* PROVIDED MATERIAL *
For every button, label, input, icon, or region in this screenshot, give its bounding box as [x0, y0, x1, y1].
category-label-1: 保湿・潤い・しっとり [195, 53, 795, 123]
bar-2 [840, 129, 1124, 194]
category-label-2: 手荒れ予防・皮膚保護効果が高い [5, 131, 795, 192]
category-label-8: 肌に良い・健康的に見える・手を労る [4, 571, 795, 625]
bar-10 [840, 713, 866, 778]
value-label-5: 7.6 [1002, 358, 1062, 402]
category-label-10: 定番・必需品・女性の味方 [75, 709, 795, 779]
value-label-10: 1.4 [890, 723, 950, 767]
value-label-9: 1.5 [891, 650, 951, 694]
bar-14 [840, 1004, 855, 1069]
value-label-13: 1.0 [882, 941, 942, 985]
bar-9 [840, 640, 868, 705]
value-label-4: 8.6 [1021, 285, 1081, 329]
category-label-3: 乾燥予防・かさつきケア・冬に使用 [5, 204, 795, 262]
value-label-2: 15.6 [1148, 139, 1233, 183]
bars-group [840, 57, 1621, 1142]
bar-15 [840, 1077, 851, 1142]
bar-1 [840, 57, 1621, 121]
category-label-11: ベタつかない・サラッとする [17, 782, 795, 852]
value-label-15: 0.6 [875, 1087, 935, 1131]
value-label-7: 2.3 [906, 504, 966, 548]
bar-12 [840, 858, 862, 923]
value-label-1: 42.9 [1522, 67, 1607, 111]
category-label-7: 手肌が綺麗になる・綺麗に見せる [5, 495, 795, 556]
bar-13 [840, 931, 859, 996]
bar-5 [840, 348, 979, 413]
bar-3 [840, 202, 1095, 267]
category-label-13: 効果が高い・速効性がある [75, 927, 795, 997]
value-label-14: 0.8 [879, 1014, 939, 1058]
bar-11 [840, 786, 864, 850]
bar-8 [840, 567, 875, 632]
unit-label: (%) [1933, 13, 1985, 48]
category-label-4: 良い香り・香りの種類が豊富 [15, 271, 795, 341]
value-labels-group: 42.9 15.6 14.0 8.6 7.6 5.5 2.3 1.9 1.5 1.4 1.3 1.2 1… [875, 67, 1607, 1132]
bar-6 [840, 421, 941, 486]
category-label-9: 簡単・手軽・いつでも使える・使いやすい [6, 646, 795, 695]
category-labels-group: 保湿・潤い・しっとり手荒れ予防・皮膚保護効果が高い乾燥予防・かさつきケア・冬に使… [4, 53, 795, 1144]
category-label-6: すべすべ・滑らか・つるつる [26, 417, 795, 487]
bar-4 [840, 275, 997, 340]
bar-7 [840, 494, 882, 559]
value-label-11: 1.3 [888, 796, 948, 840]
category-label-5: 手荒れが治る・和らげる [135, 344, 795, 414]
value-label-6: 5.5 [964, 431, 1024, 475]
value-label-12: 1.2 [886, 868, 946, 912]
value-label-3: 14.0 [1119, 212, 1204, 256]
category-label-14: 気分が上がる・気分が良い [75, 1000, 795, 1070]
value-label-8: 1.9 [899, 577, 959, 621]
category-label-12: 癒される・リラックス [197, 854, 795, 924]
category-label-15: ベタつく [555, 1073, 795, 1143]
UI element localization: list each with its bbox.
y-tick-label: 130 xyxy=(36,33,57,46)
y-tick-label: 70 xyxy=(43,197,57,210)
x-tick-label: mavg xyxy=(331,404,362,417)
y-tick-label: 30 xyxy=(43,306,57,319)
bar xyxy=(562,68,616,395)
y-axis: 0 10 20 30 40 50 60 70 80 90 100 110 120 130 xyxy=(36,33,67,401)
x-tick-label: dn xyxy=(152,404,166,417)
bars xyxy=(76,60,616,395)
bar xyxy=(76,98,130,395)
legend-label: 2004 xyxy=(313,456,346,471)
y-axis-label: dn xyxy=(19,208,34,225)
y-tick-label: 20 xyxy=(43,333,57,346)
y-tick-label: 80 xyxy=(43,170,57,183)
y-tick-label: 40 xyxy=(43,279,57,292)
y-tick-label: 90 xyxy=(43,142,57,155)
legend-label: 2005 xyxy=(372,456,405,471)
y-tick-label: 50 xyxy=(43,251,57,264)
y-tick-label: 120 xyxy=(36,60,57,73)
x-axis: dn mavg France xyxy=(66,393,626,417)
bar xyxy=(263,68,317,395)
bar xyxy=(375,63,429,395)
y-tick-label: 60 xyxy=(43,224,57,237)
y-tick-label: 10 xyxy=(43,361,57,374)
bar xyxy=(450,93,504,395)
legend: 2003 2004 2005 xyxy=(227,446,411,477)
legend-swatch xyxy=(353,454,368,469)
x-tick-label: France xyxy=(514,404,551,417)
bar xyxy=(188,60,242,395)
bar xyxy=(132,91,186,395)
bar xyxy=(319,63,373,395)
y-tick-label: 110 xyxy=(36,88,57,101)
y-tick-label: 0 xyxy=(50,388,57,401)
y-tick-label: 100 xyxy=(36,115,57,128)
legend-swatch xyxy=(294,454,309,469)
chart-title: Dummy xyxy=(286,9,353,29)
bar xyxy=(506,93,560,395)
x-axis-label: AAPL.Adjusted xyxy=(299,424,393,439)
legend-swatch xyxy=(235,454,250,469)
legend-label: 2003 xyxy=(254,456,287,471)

* WHAT YOU SHOULD DO *
Copy every line of the records above verbatim, from first to last, without altering anything.

* RESPONSE BELOW *
For every button, label, input, icon, or region in this screenshot, give its bounding box as [x0, y0, x1, y1].
category-label-1: 保湿・潤い・しっとり [195, 53, 795, 123]
bar-2 [840, 129, 1124, 194]
category-label-2: 手荒れ予防・皮膚保護効果が高い [5, 131, 795, 192]
category-label-8: 肌に良い・健康的に見える・手を労る [4, 571, 795, 625]
bar-10 [840, 713, 866, 778]
value-label-5: 7.6 [1002, 358, 1062, 402]
category-label-10: 定番・必需品・女性の味方 [75, 709, 795, 779]
value-label-10: 1.4 [890, 723, 950, 767]
value-label-9: 1.5 [891, 650, 951, 694]
bar-14 [840, 1004, 855, 1069]
value-label-13: 1.0 [882, 941, 942, 985]
bar-9 [840, 640, 868, 705]
value-label-4: 8.6 [1021, 285, 1081, 329]
category-label-3: 乾燥予防・かさつきケア・冬に使用 [5, 204, 795, 262]
value-label-2: 15.6 [1148, 139, 1233, 183]
bars-group [840, 57, 1621, 1142]
bar-15 [840, 1077, 851, 1142]
bar-1 [840, 57, 1621, 121]
category-label-11: ベタつかない・サラッとする [17, 782, 795, 852]
value-label-15: 0.6 [875, 1087, 935, 1131]
value-label-7: 2.3 [906, 504, 966, 548]
bar-12 [840, 858, 862, 923]
value-label-1: 42.9 [1522, 67, 1607, 111]
category-label-7: 手肌が綺麗になる・綺麗に見せる [5, 495, 795, 556]
bar-13 [840, 931, 859, 996]
bar-5 [840, 348, 979, 413]
bar-3 [840, 202, 1095, 267]
category-label-13: 効果が高い・速効性がある [75, 927, 795, 997]
value-label-14: 0.8 [879, 1014, 939, 1058]
bar-11 [840, 786, 864, 850]
bar-8 [840, 567, 875, 632]
unit-label: (%) [1933, 13, 1985, 48]
category-label-4: 良い香り・香りの種類が豊富 [15, 271, 795, 341]
value-labels-group: 42.9 15.6 14.0 8.6 7.6 5.5 2.3 1.9 1.5 1.4 1.3 1.2 1… [875, 67, 1607, 1132]
bar-6 [840, 421, 941, 486]
category-label-9: 簡単・手軽・いつでも使える・使いやすい [6, 646, 795, 695]
category-labels-group: 保湿・潤い・しっとり手荒れ予防・皮膚保護効果が高い乾燥予防・かさつきケア・冬に使… [4, 53, 795, 1144]
category-label-6: すべすべ・滑らか・つるつる [26, 417, 795, 487]
bar-4 [840, 275, 997, 340]
bar-7 [840, 494, 882, 559]
value-label-11: 1.3 [888, 796, 948, 840]
category-label-5: 手荒れが治る・和らげる [135, 344, 795, 414]
value-label-6: 5.5 [964, 431, 1024, 475]
value-label-12: 1.2 [886, 868, 946, 912]
value-label-3: 14.0 [1119, 212, 1204, 256]
category-label-14: 気分が上がる・気分が良い [75, 1000, 795, 1070]
value-label-8: 1.9 [899, 577, 959, 621]
category-label-12: 癒される・リラックス [197, 854, 795, 924]
category-label-15: ベタつく [555, 1073, 795, 1143]
UI element localization: list each with its bbox.
y-tick-label: 130 xyxy=(36,33,57,46)
y-tick-label: 70 xyxy=(43,197,57,210)
x-tick-label: mavg xyxy=(331,404,362,417)
y-tick-label: 30 xyxy=(43,306,57,319)
bar xyxy=(562,68,616,395)
y-axis: 0 10 20 30 40 50 60 70 80 90 100 110 120 130 xyxy=(36,33,67,401)
x-tick-label: dn xyxy=(152,404,166,417)
bars xyxy=(76,60,616,395)
bar xyxy=(76,98,130,395)
legend-label: 2004 xyxy=(313,456,346,471)
y-axis-label: dn xyxy=(19,208,34,225)
y-tick-label: 20 xyxy=(43,333,57,346)
y-tick-label: 80 xyxy=(43,170,57,183)
y-tick-label: 40 xyxy=(43,279,57,292)
y-tick-label: 90 xyxy=(43,142,57,155)
legend-label: 2005 xyxy=(372,456,405,471)
y-tick-label: 50 xyxy=(43,251,57,264)
y-tick-label: 120 xyxy=(36,60,57,73)
x-axis: dn mavg France xyxy=(66,393,626,417)
bar xyxy=(263,68,317,395)
bar xyxy=(375,63,429,395)
y-tick-label: 60 xyxy=(43,224,57,237)
y-tick-label: 10 xyxy=(43,361,57,374)
bar xyxy=(450,93,504,395)
legend: 2003 2004 2005 xyxy=(227,446,411,477)
legend-swatch xyxy=(353,454,368,469)
x-tick-label: France xyxy=(514,404,551,417)
bar xyxy=(188,60,242,395)
bar xyxy=(132,91,186,395)
bar xyxy=(319,63,373,395)
y-tick-label: 110 xyxy=(36,88,57,101)
y-tick-label: 0 xyxy=(50,388,57,401)
y-tick-label: 100 xyxy=(36,115,57,128)
legend-swatch xyxy=(294,454,309,469)
chart-title: Dummy xyxy=(286,9,353,29)
bar xyxy=(506,93,560,395)
x-axis-label: AAPL.Adjusted xyxy=(299,424,393,439)
legend-swatch xyxy=(235,454,250,469)
legend-label: 2003 xyxy=(254,456,287,471)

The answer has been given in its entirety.